• _Raw data_:
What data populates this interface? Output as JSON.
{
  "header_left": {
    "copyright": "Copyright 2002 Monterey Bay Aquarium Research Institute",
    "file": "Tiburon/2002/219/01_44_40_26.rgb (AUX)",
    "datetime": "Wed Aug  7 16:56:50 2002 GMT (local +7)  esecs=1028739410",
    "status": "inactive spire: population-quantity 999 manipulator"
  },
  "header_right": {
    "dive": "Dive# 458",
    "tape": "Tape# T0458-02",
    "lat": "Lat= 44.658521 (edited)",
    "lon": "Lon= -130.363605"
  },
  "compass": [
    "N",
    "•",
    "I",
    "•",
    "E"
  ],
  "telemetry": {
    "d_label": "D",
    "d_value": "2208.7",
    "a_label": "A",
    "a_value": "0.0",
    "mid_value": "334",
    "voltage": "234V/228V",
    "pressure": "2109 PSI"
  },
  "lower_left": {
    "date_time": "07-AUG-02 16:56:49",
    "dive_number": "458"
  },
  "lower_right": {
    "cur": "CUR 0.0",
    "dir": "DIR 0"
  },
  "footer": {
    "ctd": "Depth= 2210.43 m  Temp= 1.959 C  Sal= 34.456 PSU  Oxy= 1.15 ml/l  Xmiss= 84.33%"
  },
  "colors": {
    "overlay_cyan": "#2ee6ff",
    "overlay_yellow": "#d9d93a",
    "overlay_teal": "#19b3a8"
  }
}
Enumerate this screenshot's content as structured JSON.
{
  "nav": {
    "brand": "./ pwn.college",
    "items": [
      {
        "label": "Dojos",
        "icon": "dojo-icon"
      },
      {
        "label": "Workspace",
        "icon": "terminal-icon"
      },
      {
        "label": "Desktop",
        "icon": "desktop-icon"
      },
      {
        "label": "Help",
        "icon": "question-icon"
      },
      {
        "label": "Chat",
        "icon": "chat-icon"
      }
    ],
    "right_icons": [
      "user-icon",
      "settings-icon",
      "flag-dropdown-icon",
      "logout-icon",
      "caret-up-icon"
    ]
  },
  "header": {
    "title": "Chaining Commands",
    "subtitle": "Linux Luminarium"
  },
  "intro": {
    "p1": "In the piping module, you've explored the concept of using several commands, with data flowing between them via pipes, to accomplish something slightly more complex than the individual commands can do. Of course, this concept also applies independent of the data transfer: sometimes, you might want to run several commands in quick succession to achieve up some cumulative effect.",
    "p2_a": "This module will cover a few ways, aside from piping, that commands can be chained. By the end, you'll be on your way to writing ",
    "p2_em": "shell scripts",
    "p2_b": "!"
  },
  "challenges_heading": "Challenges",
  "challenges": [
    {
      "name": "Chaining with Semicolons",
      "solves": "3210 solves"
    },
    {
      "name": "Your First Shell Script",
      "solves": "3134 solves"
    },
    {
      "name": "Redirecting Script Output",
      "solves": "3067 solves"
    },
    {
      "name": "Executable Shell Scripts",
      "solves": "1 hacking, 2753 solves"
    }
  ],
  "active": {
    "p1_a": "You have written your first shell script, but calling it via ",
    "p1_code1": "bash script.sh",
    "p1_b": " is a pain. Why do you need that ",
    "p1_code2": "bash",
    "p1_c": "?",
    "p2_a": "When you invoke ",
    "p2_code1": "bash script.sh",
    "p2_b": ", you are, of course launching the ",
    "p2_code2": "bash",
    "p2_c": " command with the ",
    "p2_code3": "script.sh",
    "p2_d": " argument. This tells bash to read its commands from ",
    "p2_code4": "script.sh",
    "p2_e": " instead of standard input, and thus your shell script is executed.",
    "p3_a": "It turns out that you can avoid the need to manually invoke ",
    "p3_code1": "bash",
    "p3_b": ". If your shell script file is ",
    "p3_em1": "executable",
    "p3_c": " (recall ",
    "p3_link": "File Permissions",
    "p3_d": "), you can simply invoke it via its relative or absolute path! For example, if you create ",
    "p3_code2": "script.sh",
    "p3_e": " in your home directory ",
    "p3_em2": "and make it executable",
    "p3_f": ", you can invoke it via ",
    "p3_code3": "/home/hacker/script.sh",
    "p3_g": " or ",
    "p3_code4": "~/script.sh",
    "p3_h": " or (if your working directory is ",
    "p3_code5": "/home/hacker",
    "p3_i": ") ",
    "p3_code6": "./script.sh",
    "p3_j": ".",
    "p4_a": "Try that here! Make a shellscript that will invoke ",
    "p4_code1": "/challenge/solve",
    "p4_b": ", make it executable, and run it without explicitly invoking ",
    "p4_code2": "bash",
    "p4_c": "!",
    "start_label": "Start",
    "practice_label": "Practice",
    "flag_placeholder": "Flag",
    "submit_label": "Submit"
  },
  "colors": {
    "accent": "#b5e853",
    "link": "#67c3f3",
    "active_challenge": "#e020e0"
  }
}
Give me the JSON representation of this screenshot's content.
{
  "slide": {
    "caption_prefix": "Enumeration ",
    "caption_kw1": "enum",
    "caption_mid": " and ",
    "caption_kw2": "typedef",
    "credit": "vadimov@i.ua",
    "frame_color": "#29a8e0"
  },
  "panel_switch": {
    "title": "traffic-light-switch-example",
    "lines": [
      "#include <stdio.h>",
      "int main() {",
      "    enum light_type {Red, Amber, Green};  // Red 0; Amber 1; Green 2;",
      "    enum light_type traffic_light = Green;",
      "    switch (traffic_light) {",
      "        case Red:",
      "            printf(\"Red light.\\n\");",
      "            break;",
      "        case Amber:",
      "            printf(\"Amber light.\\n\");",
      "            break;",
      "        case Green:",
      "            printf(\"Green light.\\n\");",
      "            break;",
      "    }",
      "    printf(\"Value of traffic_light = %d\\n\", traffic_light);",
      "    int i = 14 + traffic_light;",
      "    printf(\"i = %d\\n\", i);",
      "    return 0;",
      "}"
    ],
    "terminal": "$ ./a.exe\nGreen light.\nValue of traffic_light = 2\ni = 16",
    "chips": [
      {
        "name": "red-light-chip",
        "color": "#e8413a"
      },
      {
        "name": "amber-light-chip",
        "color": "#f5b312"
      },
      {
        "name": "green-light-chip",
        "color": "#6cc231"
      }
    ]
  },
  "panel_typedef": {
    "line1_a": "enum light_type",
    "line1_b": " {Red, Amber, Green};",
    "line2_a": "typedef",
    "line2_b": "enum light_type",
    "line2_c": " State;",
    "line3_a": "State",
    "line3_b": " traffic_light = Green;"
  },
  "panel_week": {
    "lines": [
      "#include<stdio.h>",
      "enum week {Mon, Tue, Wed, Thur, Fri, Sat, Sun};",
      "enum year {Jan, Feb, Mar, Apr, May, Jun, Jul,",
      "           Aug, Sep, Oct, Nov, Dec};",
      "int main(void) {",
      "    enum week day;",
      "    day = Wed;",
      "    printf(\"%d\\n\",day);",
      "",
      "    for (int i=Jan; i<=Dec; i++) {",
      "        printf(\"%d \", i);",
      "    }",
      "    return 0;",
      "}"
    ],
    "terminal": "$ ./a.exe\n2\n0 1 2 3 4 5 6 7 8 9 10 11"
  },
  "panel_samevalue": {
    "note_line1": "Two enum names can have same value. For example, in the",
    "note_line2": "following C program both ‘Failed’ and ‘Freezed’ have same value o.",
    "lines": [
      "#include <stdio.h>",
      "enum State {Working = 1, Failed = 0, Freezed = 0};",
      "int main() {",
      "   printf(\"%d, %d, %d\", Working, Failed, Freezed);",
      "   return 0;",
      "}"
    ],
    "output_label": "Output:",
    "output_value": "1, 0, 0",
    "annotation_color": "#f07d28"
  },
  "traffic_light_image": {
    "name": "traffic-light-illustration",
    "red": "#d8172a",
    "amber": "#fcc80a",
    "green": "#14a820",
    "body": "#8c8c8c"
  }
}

• _What is being asked_: Say how many lines in the records hold the string "have", and say nothing else.

• _Result_: 3